▸ **What is needed**: In the journal entry below, rewrite the paragraph beginning "Kyle finished painting a height board" in fewer words, keeping its main facts.

▸ **Page extract**:
HE BEARS OUR BURDENS
March 15, 2022
We had a playdate with an old work friend yesterday who has a son
the same age as Lassen. It was a much needed time together and she prayed over
me and Brighton which was really beautiful. I am fortunate to have so many
friends praying for us.
Kyle finished painting a height board for Brighton and
it’s a gorgeous dark green with silver letters. He made one for Lassen so of
course we needed one for both boys. I cried when I saw it, but I am so glad he
did that. I’m sure it was a way to connect with his son by doing something
tangible.
March 17, 2022
Today was such a special day and God was so present. I finally told my aunt
about Brighton last night. I had delayed this news because my cousin died in a
tragic car wreck last fall and I wasn’t about to add more hurt to her life. She
said something that hit me in a really powerful way. God will go before us, and
He will already be in the hospital room when we get there. He hems us in,
behind and before. Thank You Jesus.

▸ **Stored data entries**:
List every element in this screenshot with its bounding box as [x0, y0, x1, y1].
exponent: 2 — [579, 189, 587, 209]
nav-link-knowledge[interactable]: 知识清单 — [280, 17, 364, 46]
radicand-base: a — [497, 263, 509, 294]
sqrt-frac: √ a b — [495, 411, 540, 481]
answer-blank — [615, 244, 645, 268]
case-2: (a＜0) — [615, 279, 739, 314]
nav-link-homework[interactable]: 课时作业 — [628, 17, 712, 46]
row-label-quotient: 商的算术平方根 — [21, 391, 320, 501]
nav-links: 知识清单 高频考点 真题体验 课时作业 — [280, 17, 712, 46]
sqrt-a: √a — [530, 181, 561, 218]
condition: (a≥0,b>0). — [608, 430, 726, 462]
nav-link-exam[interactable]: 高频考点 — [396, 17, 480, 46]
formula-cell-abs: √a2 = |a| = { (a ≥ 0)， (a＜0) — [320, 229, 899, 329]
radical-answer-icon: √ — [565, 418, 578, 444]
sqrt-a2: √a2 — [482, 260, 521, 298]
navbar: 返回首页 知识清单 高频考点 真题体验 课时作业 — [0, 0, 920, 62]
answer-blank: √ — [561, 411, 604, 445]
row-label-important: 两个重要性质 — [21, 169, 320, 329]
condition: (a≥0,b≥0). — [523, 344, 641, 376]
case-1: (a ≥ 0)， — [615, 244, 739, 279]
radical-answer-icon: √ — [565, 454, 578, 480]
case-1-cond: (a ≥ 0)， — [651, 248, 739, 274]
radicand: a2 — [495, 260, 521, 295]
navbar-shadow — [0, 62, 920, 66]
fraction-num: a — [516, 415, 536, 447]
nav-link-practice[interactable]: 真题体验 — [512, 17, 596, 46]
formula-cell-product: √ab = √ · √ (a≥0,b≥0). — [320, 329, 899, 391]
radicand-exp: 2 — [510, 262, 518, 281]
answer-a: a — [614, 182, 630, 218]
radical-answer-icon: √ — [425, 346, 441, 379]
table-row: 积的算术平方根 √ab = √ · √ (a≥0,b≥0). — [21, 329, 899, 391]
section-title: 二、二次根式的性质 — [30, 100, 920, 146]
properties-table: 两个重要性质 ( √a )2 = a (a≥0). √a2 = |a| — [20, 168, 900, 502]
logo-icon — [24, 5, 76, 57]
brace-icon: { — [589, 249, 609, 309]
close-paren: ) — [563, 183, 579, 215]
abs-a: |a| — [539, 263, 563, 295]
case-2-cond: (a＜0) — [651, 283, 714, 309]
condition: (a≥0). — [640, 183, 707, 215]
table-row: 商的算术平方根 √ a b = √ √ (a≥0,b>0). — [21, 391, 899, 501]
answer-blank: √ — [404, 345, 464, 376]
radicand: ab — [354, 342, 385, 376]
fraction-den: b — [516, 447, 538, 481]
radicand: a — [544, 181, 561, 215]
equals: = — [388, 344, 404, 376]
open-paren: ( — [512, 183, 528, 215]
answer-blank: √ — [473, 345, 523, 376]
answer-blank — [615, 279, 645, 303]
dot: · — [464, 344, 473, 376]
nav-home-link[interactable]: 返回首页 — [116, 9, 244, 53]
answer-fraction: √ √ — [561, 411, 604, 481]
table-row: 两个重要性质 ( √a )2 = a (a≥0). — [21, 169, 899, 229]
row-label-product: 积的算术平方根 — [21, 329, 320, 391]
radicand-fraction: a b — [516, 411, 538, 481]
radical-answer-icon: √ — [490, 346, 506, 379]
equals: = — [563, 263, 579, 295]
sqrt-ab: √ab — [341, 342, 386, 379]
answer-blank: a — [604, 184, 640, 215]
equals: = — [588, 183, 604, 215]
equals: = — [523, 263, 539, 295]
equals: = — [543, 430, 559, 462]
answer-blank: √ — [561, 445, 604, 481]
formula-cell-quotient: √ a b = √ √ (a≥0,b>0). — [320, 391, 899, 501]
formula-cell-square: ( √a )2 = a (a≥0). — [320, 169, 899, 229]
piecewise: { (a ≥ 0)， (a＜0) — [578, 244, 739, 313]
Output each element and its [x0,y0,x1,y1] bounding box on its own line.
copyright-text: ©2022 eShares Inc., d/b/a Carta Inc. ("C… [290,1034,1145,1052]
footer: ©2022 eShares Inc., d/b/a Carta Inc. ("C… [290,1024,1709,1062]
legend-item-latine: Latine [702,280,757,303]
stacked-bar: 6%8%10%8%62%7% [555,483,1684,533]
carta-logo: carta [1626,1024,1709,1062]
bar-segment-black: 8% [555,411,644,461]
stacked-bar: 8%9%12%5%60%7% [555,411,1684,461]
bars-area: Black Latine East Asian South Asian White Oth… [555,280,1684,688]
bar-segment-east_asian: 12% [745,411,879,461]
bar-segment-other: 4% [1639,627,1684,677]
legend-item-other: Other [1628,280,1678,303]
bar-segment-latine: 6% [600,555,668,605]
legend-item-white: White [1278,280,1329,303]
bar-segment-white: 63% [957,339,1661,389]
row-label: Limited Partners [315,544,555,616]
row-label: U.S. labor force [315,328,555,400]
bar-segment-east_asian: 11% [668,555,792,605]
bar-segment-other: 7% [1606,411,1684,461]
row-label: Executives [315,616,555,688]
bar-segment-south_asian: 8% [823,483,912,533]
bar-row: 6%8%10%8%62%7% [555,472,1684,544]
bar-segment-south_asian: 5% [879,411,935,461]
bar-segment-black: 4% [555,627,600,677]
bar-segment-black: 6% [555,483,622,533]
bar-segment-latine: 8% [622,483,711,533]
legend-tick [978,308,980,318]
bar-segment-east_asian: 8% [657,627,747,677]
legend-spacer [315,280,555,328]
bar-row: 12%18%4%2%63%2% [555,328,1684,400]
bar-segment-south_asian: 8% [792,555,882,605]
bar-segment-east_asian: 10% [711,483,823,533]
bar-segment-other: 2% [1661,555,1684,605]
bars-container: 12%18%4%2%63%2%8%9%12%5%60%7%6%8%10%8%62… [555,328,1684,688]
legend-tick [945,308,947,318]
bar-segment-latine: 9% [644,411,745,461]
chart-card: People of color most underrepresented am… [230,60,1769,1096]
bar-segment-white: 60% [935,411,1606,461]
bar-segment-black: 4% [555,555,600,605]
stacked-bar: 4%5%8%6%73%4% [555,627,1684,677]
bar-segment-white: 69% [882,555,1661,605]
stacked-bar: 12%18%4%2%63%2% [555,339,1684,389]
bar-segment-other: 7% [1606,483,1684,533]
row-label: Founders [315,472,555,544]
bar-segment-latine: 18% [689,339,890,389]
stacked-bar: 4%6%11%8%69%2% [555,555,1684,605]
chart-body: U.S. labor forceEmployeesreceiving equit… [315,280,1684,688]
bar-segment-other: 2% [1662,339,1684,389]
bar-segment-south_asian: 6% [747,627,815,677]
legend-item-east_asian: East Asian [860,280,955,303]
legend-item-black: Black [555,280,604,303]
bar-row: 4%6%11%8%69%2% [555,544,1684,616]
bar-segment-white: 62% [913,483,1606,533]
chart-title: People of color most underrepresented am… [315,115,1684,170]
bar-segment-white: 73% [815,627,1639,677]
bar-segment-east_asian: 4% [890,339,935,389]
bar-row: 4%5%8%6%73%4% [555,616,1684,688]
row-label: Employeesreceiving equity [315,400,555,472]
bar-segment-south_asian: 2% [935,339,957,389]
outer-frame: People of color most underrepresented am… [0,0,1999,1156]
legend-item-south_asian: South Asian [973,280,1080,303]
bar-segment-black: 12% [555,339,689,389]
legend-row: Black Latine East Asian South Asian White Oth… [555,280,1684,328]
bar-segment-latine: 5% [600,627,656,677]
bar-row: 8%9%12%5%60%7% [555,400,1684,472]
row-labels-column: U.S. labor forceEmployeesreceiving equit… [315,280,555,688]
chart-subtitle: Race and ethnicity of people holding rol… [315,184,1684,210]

▸ **Answer below**: Kyle painted a dark green height board with silver letters for Brighton to match the one he made for Lassen, so both boys have one. Seeing it brought tears, but the writer is glad he made it and believes it was a tangible way for him to connect with his son.